* Begin *
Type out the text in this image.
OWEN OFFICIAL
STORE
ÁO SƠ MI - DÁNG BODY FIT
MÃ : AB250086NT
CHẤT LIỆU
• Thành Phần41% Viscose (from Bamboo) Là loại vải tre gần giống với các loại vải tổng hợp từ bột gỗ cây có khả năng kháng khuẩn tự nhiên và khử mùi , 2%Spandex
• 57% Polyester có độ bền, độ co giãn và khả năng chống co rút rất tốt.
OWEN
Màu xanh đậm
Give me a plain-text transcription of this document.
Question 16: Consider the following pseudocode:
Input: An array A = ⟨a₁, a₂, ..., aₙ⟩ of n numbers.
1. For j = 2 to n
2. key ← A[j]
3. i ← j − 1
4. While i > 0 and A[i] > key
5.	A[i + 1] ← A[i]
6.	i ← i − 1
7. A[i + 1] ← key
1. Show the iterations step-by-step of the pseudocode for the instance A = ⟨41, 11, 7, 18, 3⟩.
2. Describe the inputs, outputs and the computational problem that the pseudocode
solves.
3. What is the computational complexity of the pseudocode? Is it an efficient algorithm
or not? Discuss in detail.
* End *
▶ [Job]: Tally the lines above containing "text". Answer with the count only.

▶ [Response]: 2